Data entries for graphics
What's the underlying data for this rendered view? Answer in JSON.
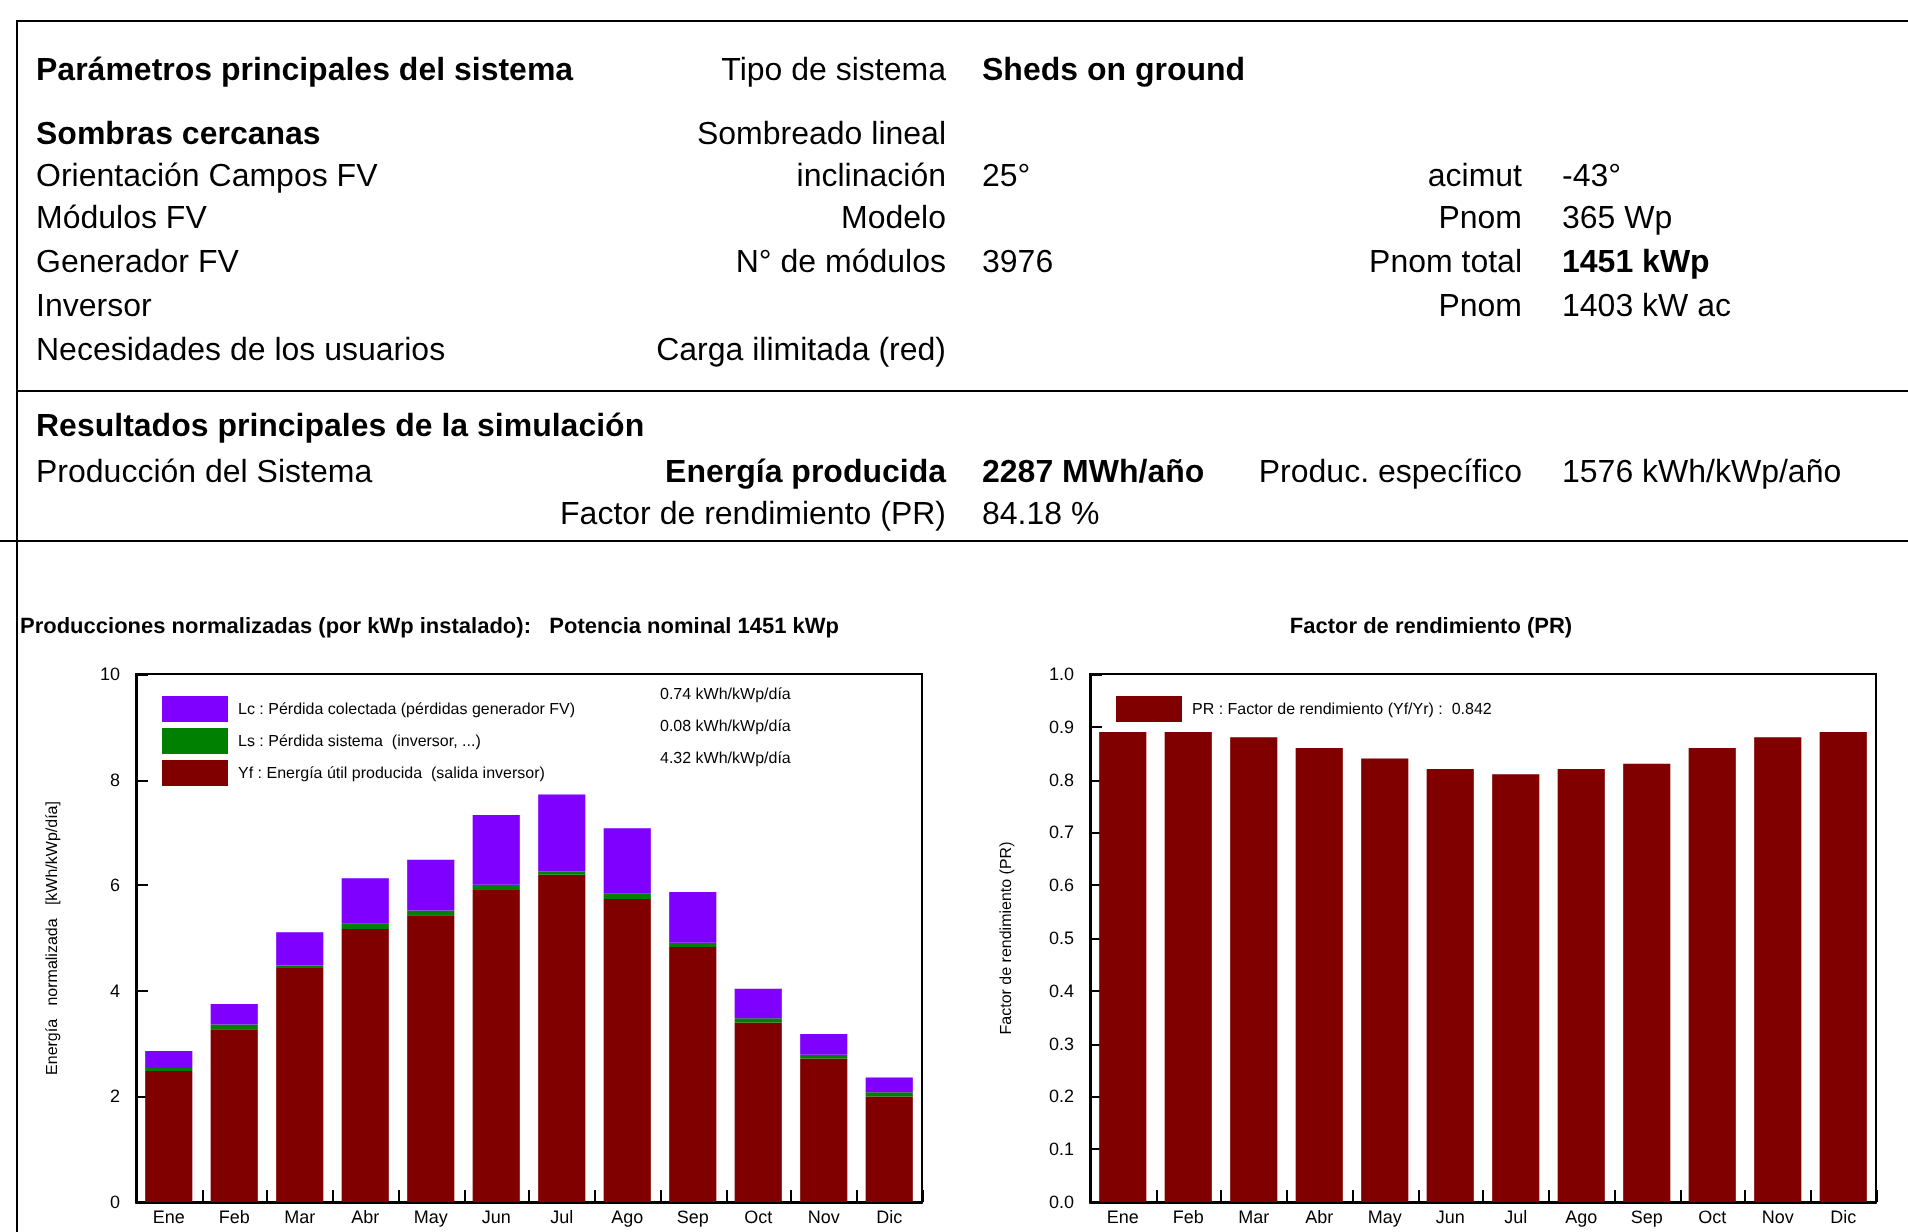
{
  "chart_data": [
    {
      "type": "other",
      "title": "Parámetros principales del sistema",
      "annotations": [
        "Tipo de sistema",
        "Sheds on ground",
        "Sombras cercanas",
        "Sombreado lineal",
        "Orientación Campos FV",
        "inclinación",
        "25°",
        "acimut",
        "-43°",
        "Módulos FV",
        "Modelo",
        "Pnom",
        "365 Wp",
        "Generador FV",
        "N° de módulos",
        "3976",
        "Pnom total",
        "1451 kWp",
        "Inversor",
        "Pnom",
        "1403 kW ac",
        "Necesidades de los usuarios",
        "Carga ilimitada (red)"
      ]
    },
    {
      "type": "other",
      "title": "Resultados principales de la simulación",
      "annotations": [
        "Producción del Sistema",
        "Energía producida",
        "2287 MWh/año",
        "Produc. específico",
        "1576 kWh/kWp/año",
        "Factor de rendimiento (PR)",
        "84.18 %"
      ]
    },
    {
      "type": "bar",
      "title": "Producciones normalizadas (por kWp instalado):   Potencia nominal 1451 kWp",
      "ylabel": "Energía   normalizada   [kWh/kWp/día]",
      "categories": [
        "Ene",
        "Feb",
        "Mar",
        "Abr",
        "May",
        "Jun",
        "Jul",
        "Ago",
        "Sep",
        "Oct",
        "Nov",
        "Dic"
      ],
      "stacked": true,
      "ylim": [
        0,
        10
      ],
      "yticks": [
        0,
        2,
        4,
        6,
        8,
        10
      ],
      "legend": "top left",
      "annotations": [
        "0.74 kWh/kWp/día",
        "0.08 kWh/kWp/día",
        "4.32 kWh/kWp/día"
      ],
      "series": [
        {
          "name": "Yf : Energía útil producida  (salida inversor)",
          "color": "#800000",
          "values": [
            2.48,
            3.27,
            4.43,
            5.17,
            5.43,
            5.91,
            6.2,
            5.74,
            4.83,
            3.4,
            2.72,
            2.0
          ]
        },
        {
          "name": "Ls : Pérdida sistema  (inversor, ...)",
          "color": "#008000",
          "values": [
            0.06,
            0.09,
            0.05,
            0.1,
            0.09,
            0.1,
            0.06,
            0.1,
            0.08,
            0.08,
            0.07,
            0.08
          ]
        },
        {
          "name": "Lc : Pérdida colectada (pérdidas generador FV)",
          "color": "#8000ff",
          "values": [
            0.32,
            0.39,
            0.63,
            0.86,
            0.96,
            1.32,
            1.46,
            1.24,
            0.96,
            0.56,
            0.39,
            0.28
          ]
        }
      ]
    },
    {
      "type": "bar",
      "title": "Factor de rendimiento (PR)",
      "ylabel": "Factor de rendimiento (PR)",
      "categories": [
        "Ene",
        "Feb",
        "Mar",
        "Abr",
        "May",
        "Jun",
        "Jul",
        "Ago",
        "Sep",
        "Oct",
        "Nov",
        "Dic"
      ],
      "ylim": [
        0,
        1
      ],
      "yticks": [
        {
          "value": 0,
          "label": "0.0"
        },
        0.1,
        0.2,
        0.3,
        0.4,
        0.5,
        0.6,
        0.7,
        0.8,
        0.9,
        {
          "value": 1,
          "label": "1.0"
        }
      ],
      "legend": "top left",
      "series": [
        {
          "name": "PR : Factor de rendimiento (Yf/Yr) :  0.842",
          "color": "#800000",
          "values": [
            0.89,
            0.89,
            0.88,
            0.86,
            0.84,
            0.82,
            0.81,
            0.82,
            0.83,
            0.86,
            0.88,
            0.89
          ]
        }
      ]
    }
  ]
}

WHAT THE TASK ASKS:
Your task is to set down the records shown above exactly, minus any pictures.

RESPONSE FOR THIS EXERCISE:
What's the underlying data for this rendered view? Answer in JSON.
{
  "chart_data": [
    {
      "type": "other",
      "title": "Parámetros principales del sistema",
      "annotations": [
        "Tipo de sistema",
        "Sheds on ground",
        "Sombras cercanas",
        "Sombreado lineal",
        "Orientación Campos FV",
        "inclinación",
        "25°",
        "acimut",
        "-43°",
        "Módulos FV",
        "Modelo",
        "Pnom",
        "365 Wp",
        "Generador FV",
        "N° de módulos",
        "3976",
        "Pnom total",
        "1451 kWp",
        "Inversor",
        "Pnom",
        "1403 kW ac",
        "Necesidades de los usuarios",
        "Carga ilimitada (red)"
      ]
    },
    {
      "type": "other",
      "title": "Resultados principales de la simulación",
      "annotations": [
        "Producción del Sistema",
        "Energía producida",
        "2287 MWh/año",
        "Produc. específico",
        "1576 kWh/kWp/año",
        "Factor de rendimiento (PR)",
        "84.18 %"
      ]
    },
    {
      "type": "bar",
      "title": "Producciones normalizadas (por kWp instalado):   Potencia nominal 1451 kWp",
      "ylabel": "Energía   normalizada   [kWh/kWp/día]",
      "categories": [
        "Ene",
        "Feb",
        "Mar",
        "Abr",
        "May",
        "Jun",
        "Jul",
        "Ago",
        "Sep",
        "Oct",
        "Nov",
        "Dic"
      ],
      "stacked": true,
      "ylim": [
        0,
        10
      ],
      "yticks": [
        0,
        2,
        4,
        6,
        8,
        10
      ],
      "legend": "top left",
      "annotations": [
        "0.74 kWh/kWp/día",
        "0.08 kWh/kWp/día",
        "4.32 kWh/kWp/día"
      ],
      "series": [
        {
          "name": "Yf : Energía útil producida  (salida inversor)",
          "color": "#800000",
          "values": [
            2.48,
            3.27,
            4.43,
            5.17,
            5.43,
            5.91,
            6.2,
            5.74,
            4.83,
            3.4,
            2.72,
            2.0
          ]
        },
        {
          "name": "Ls : Pérdida sistema  (inversor, ...)",
          "color": "#008000",
          "values": [
            0.06,
            0.09,
            0.05,
            0.1,
            0.09,
            0.1,
            0.06,
            0.1,
            0.08,
            0.08,
            0.07,
            0.08
          ]
        },
        {
          "name": "Lc : Pérdida colectada (pérdidas generador FV)",
          "color": "#8000ff",
          "values": [
            0.32,
            0.39,
            0.63,
            0.86,
            0.96,
            1.32,
            1.46,
            1.24,
            0.96,
            0.56,
            0.39,
            0.28
          ]
        }
      ]
    },
    {
      "type": "bar",
      "title": "Factor de rendimiento (PR)",
      "ylabel": "Factor de rendimiento (PR)",
      "categories": [
        "Ene",
        "Feb",
        "Mar",
        "Abr",
        "May",
        "Jun",
        "Jul",
        "Ago",
        "Sep",
        "Oct",
        "Nov",
        "Dic"
      ],
      "ylim": [
        0,
        1
      ],
      "yticks": [
        {
          "value": 0,
          "label": "0.0"
        },
        0.1,
        0.2,
        0.3,
        0.4,
        0.5,
        0.6,
        0.7,
        0.8,
        0.9,
        {
          "value": 1,
          "label": "1.0"
        }
      ],
      "legend": "top left",
      "series": [
        {
          "name": "PR : Factor de rendimiento (Yf/Yr) :  0.842",
          "color": "#800000",
          "values": [
            0.89,
            0.89,
            0.88,
            0.86,
            0.84,
            0.82,
            0.81,
            0.82,
            0.83,
            0.86,
            0.88,
            0.89
          ]
        }
      ]
    }
  ]
}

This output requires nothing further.